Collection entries
::::::
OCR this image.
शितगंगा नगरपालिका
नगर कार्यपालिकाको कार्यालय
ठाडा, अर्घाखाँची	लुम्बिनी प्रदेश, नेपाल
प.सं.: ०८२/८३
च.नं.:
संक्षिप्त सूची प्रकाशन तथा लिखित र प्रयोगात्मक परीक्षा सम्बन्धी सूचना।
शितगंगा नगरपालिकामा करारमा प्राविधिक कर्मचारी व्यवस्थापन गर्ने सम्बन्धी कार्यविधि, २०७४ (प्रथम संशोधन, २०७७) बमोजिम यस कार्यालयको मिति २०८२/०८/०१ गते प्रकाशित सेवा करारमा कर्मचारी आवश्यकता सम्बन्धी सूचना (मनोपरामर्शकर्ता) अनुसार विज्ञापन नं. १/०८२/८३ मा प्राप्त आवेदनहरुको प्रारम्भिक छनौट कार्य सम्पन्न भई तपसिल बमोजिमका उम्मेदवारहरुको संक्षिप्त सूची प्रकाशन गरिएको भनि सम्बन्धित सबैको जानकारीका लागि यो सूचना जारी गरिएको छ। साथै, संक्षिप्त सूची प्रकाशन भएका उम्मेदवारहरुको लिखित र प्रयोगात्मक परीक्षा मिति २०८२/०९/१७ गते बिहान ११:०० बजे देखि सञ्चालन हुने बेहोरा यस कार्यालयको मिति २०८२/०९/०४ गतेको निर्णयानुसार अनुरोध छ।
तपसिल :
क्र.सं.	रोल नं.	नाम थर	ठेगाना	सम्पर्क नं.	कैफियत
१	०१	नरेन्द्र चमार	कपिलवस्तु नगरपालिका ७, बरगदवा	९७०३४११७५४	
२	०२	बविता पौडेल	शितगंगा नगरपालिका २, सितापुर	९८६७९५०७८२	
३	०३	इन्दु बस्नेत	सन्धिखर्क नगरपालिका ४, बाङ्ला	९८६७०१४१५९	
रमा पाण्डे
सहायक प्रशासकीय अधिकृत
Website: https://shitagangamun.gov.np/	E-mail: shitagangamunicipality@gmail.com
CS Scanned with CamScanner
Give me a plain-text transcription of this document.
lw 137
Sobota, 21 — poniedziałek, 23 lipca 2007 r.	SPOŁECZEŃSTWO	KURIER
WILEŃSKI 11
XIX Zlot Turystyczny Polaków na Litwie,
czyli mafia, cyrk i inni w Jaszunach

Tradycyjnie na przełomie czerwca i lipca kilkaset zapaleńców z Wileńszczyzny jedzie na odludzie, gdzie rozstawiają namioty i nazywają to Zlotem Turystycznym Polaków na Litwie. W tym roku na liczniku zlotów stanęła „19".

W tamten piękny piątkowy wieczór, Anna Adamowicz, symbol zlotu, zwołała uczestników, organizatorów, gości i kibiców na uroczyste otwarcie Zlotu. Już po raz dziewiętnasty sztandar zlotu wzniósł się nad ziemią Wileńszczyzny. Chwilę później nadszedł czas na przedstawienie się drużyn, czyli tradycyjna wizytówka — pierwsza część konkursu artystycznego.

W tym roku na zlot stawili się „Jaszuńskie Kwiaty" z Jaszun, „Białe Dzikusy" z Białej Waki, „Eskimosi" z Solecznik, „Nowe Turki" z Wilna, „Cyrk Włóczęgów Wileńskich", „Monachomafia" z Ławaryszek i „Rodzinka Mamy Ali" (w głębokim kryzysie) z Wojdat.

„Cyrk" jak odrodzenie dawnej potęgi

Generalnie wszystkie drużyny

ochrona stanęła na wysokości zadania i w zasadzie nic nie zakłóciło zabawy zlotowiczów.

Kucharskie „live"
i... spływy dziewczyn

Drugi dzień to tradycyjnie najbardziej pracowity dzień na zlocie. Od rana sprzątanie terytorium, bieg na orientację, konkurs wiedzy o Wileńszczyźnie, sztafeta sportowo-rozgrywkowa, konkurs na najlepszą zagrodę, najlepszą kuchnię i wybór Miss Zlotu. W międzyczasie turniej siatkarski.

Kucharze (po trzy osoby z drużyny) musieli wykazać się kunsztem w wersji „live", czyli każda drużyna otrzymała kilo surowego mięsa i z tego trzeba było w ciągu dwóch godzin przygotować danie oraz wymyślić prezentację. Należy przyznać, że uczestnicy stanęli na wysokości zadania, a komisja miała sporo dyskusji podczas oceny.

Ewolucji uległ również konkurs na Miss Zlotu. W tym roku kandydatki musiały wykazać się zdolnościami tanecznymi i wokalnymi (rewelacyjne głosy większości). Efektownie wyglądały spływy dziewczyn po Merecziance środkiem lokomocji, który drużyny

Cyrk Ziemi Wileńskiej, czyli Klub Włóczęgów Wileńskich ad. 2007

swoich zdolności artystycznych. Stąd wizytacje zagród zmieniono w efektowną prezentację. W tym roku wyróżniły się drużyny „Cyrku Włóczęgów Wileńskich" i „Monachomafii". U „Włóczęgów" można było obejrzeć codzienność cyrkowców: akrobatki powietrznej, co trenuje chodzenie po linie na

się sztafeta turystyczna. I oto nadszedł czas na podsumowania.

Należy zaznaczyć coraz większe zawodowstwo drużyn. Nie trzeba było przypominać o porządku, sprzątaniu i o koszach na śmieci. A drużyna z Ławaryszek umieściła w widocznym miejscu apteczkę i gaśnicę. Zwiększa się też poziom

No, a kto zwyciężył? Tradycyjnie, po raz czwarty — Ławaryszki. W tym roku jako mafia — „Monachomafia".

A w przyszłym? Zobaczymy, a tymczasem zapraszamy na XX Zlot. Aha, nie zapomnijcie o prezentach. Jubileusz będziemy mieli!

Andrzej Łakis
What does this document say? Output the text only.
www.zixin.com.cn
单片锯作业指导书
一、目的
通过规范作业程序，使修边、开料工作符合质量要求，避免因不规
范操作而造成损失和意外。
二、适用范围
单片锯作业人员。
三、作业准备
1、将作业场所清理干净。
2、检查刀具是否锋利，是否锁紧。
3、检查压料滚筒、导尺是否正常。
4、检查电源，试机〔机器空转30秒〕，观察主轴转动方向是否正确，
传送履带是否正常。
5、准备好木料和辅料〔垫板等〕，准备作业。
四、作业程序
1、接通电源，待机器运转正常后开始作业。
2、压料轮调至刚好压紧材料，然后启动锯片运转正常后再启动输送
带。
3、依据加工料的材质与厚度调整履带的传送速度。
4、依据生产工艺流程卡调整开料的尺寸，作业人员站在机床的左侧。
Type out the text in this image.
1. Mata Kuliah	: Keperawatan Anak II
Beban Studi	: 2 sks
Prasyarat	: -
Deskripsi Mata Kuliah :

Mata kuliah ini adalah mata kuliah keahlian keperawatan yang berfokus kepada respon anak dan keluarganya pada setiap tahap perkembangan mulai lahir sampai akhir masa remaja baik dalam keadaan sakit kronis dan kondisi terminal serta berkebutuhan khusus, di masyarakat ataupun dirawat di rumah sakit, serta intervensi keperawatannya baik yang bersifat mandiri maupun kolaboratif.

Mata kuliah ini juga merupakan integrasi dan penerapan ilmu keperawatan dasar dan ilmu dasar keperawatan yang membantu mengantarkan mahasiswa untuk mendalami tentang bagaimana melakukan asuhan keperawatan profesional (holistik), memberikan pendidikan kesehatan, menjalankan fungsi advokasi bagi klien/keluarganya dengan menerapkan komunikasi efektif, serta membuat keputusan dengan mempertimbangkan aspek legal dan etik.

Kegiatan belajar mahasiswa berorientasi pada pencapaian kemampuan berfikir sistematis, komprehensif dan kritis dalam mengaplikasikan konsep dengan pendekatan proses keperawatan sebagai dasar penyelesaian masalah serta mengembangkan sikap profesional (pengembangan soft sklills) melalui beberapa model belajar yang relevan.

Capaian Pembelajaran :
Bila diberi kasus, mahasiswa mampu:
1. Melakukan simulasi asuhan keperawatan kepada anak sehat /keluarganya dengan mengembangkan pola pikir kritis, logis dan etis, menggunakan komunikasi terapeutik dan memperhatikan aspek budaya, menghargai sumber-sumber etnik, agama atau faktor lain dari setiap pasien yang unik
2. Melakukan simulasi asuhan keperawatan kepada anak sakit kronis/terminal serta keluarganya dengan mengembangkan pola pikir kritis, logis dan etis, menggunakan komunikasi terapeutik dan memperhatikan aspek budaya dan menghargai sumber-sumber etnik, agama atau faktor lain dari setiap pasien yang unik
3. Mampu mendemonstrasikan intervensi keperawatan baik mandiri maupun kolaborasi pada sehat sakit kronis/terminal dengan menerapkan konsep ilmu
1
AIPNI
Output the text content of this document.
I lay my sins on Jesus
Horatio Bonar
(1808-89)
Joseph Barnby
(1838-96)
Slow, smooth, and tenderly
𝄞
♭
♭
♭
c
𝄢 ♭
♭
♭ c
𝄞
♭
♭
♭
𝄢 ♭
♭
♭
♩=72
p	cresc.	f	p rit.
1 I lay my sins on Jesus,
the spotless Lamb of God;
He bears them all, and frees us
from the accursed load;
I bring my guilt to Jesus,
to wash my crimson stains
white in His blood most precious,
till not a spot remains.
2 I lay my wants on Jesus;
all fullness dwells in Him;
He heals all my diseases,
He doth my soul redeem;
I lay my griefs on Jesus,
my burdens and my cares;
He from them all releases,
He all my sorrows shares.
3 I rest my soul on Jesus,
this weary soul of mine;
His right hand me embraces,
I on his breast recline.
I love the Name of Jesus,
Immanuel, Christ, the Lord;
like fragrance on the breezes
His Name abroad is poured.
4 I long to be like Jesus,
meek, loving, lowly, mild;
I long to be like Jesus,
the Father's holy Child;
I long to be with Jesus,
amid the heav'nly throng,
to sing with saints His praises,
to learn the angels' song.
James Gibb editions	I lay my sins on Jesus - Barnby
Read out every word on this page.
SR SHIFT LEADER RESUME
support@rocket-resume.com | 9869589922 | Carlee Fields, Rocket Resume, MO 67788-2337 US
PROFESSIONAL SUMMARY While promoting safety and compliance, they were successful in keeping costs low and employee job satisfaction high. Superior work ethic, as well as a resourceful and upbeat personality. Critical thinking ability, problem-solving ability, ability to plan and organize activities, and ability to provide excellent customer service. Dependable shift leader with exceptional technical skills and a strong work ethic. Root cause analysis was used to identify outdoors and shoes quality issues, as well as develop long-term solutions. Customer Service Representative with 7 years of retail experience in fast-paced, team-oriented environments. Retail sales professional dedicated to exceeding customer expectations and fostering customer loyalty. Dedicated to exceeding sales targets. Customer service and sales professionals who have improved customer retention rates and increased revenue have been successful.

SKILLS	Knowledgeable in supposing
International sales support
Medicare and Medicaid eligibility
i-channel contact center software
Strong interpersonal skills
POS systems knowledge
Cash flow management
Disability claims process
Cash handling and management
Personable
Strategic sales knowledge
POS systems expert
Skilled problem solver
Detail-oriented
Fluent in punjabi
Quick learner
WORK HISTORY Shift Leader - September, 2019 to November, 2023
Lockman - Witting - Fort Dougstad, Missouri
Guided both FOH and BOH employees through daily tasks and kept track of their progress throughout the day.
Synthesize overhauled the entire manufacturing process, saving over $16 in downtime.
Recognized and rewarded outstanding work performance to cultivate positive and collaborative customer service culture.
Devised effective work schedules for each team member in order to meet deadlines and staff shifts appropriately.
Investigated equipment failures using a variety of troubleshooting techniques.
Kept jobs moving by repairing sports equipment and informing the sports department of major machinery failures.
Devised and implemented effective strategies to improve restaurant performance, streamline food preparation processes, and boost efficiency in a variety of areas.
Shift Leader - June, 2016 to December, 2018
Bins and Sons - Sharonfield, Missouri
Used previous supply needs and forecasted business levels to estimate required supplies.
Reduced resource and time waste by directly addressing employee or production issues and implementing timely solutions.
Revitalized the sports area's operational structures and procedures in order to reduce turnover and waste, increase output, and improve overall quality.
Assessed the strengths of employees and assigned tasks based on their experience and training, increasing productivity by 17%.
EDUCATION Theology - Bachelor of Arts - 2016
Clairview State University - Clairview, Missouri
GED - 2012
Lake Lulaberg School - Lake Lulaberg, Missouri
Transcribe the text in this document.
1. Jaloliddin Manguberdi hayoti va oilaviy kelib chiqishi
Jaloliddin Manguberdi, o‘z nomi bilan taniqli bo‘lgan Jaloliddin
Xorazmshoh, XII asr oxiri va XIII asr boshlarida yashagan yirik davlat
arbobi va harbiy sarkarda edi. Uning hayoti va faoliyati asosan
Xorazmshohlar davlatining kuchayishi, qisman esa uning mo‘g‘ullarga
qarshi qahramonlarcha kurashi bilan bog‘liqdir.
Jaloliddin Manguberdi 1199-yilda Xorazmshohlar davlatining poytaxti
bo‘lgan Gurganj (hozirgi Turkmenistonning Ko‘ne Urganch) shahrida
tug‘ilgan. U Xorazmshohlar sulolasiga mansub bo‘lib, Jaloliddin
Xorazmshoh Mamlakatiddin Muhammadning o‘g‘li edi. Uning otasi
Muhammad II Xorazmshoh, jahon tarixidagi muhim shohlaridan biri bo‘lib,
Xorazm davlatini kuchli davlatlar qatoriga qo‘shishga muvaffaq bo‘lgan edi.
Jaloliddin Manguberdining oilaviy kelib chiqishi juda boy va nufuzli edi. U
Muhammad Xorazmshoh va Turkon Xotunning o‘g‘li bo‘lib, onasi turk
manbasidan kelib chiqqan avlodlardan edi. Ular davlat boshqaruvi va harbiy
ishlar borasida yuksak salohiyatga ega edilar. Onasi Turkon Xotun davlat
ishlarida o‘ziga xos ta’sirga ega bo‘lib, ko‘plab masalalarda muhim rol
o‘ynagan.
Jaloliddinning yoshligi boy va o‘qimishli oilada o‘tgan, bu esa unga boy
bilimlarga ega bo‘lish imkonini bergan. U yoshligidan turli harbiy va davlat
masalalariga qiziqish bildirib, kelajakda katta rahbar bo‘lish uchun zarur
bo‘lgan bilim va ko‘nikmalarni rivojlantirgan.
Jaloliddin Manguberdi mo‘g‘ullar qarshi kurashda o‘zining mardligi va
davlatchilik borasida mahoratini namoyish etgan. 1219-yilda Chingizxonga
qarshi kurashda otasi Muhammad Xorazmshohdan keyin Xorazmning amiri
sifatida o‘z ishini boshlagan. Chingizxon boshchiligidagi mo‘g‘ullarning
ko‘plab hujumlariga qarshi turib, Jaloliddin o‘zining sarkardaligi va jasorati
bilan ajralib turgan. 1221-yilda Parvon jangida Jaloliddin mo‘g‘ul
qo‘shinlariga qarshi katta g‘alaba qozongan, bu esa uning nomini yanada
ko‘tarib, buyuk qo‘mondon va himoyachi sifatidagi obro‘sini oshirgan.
::::::
» **TASK STATEMENT**: Go through the records and copy each line with "kelib" in it.

» **EXPECTED ANSWER**:
1. Jaloliddin Manguberdi hayoti va oilaviy kelib chiqishi
Jaloliddin Manguberdining oilaviy kelib chiqishi juda boy va nufuzli edi. U
manbasidan kelib chiqqan avlodlardan edi. Ular davlat boshqaruvi va harbiy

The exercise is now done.